[Extracted records]
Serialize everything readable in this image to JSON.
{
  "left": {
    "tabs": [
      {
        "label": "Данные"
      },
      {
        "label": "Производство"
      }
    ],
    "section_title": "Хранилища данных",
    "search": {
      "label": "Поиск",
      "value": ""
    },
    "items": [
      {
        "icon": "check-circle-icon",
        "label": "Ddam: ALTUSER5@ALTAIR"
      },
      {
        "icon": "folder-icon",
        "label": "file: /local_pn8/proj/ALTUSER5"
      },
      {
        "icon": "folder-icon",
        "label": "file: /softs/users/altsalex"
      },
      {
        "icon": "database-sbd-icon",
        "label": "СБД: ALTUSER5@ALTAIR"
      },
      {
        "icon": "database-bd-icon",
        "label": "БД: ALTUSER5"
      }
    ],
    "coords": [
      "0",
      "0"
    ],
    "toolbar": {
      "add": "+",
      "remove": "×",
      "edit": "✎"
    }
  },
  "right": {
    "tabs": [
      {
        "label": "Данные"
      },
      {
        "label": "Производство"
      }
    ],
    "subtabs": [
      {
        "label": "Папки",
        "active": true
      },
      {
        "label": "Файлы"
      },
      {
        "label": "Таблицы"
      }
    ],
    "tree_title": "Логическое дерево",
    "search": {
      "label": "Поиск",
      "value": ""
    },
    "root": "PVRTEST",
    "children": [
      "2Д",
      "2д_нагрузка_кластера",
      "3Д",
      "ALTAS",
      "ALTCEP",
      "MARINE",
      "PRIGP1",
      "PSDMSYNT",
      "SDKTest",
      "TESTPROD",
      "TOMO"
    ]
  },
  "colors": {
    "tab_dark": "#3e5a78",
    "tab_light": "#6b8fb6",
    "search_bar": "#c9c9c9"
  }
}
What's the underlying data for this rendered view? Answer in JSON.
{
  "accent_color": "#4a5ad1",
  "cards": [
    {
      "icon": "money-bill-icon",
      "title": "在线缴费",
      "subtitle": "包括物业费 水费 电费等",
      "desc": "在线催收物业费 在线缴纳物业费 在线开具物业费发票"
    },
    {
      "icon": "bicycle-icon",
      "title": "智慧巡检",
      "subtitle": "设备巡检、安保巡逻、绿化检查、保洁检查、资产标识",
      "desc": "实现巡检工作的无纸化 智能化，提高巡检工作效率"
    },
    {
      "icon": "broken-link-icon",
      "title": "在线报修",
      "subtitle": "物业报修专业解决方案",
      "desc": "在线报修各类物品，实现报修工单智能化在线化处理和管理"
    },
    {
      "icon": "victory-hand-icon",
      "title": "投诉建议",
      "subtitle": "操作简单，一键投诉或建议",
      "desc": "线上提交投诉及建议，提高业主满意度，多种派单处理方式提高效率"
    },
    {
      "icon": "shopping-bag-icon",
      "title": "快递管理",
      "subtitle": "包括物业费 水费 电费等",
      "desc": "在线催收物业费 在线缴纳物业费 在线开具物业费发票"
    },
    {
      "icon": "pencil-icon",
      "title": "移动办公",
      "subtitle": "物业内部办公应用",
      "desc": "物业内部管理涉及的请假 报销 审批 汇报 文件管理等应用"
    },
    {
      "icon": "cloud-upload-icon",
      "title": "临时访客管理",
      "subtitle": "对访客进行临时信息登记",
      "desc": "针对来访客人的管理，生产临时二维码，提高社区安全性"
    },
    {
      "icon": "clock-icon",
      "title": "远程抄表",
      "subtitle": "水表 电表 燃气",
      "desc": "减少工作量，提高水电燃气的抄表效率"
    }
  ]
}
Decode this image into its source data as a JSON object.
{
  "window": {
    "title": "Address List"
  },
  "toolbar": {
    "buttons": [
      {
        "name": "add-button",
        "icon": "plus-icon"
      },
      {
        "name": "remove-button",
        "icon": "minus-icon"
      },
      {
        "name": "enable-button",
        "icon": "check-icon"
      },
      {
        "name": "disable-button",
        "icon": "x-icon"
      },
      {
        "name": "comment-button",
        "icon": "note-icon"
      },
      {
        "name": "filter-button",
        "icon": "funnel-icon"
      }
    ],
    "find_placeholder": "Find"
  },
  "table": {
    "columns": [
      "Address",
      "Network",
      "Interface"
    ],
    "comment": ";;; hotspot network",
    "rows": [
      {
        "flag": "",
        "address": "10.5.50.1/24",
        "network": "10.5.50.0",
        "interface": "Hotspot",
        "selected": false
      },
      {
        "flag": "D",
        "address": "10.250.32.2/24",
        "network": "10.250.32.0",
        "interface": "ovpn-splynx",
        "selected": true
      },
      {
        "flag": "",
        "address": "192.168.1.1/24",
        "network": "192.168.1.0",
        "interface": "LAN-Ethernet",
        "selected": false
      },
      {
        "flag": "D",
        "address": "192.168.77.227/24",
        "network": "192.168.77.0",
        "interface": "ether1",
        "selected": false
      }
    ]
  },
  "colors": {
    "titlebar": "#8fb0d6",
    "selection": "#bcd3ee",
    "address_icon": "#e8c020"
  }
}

**Exercise task**
Extract every entry in the listing word for word.

**Answer for the task**
Serialize everything readable in this image to JSON.
{
  "left": {
    "tabs": [
      {
        "label": "Данные"
      },
      {
        "label": "Производство"
      }
    ],
    "section_title": "Хранилища данных",
    "search": {
      "label": "Поиск",
      "value": ""
    },
    "items": [
      {
        "icon": "check-circle-icon",
        "label": "Ddam: ALTUSER5@ALTAIR"
      },
      {
        "icon": "folder-icon",
        "label": "file: /local_pn8/proj/ALTUSER5"
      },
      {
        "icon": "folder-icon",
        "label": "file: /softs/users/altsalex"
      },
      {
        "icon": "database-sbd-icon",
        "label": "СБД: ALTUSER5@ALTAIR"
      },
      {
        "icon": "database-bd-icon",
        "label": "БД: ALTUSER5"
      }
    ],
    "coords": [
      "0",
      "0"
    ],
    "toolbar": {
      "add": "+",
      "remove": "×",
      "edit": "✎"
    }
  },
  "right": {
    "tabs": [
      {
        "label": "Данные"
      },
      {
        "label": "Производство"
      }
    ],
    "subtabs": [
      {
        "label": "Папки",
        "active": true
      },
      {
        "label": "Файлы"
      },
      {
        "label": "Таблицы"
      }
    ],
    "tree_title": "Логическое дерево",
    "search": {
      "label": "Поиск",
      "value": ""
    },
    "root": "PVRTEST",
    "children": [
      "2Д",
      "2д_нагрузка_кластера",
      "3Д",
      "ALTAS",
      "ALTCEP",
      "MARINE",
      "PRIGP1",
      "PSDMSYNT",
      "SDKTest",
      "TESTPROD",
      "TOMO"
    ]
  },
  "colors": {
    "tab_dark": "#3e5a78",
    "tab_light": "#6b8fb6",
    "search_bar": "#c9c9c9"
  }
}
What's the underlying data for this rendered view? Answer in JSON.
{
  "accent_color": "#4a5ad1",
  "cards": [
    {
      "icon": "money-bill-icon",
      "title": "在线缴费",
      "subtitle": "包括物业费 水费 电费等",
      "desc": "在线催收物业费 在线缴纳物业费 在线开具物业费发票"
    },
    {
      "icon": "bicycle-icon",
      "title": "智慧巡检",
      "subtitle": "设备巡检、安保巡逻、绿化检查、保洁检查、资产标识",
      "desc": "实现巡检工作的无纸化 智能化，提高巡检工作效率"
    },
    {
      "icon": "broken-link-icon",
      "title": "在线报修",
      "subtitle": "物业报修专业解决方案",
      "desc": "在线报修各类物品，实现报修工单智能化在线化处理和管理"
    },
    {
      "icon": "victory-hand-icon",
      "title": "投诉建议",
      "subtitle": "操作简单，一键投诉或建议",
      "desc": "线上提交投诉及建议，提高业主满意度，多种派单处理方式提高效率"
    },
    {
      "icon": "shopping-bag-icon",
      "title": "快递管理",
      "subtitle": "包括物业费 水费 电费等",
      "desc": "在线催收物业费 在线缴纳物业费 在线开具物业费发票"
    },
    {
      "icon": "pencil-icon",
      "title": "移动办公",
      "subtitle": "物业内部办公应用",
      "desc": "物业内部管理涉及的请假 报销 审批 汇报 文件管理等应用"
    },
    {
      "icon": "cloud-upload-icon",
      "title": "临时访客管理",
      "subtitle": "对访客进行临时信息登记",
      "desc": "针对来访客人的管理，生产临时二维码，提高社区安全性"
    },
    {
      "icon": "clock-icon",
      "title": "远程抄表",
      "subtitle": "水表 电表 燃气",
      "desc": "减少工作量，提高水电燃气的抄表效率"
    }
  ]
}
Decode this image into its source data as a JSON object.
{
  "window": {
    "title": "Address List"
  },
  "toolbar": {
    "buttons": [
      {
        "name": "add-button",
        "icon": "plus-icon"
      },
      {
        "name": "remove-button",
        "icon": "minus-icon"
      },
      {
        "name": "enable-button",
        "icon": "check-icon"
      },
      {
        "name": "disable-button",
        "icon": "x-icon"
      },
      {
        "name": "comment-button",
        "icon": "note-icon"
      },
      {
        "name": "filter-button",
        "icon": "funnel-icon"
      }
    ],
    "find_placeholder": "Find"
  },
  "table": {
    "columns": [
      "Address",
      "Network",
      "Interface"
    ],
    "comment": ";;; hotspot network",
    "rows": [
      {
        "flag": "",
        "address": "10.5.50.1/24",
        "network": "10.5.50.0",
        "interface": "Hotspot",
        "selected": false
      },
      {
        "flag": "D",
        "address": "10.250.32.2/24",
        "network": "10.250.32.0",
        "interface": "ovpn-splynx",
        "selected": true
      },
      {
        "flag": "",
        "address": "192.168.1.1/24",
        "network": "192.168.1.0",
        "interface": "LAN-Ethernet",
        "selected": false
      },
      {
        "flag": "D",
        "address": "192.168.77.227/24",
        "network": "192.168.77.0",
        "interface": "ether1",
        "selected": false
      }
    ]
  },
  "colors": {
    "titlebar": "#8fb0d6",
    "selection": "#bcd3ee",
    "address_icon": "#e8c020"
  }
}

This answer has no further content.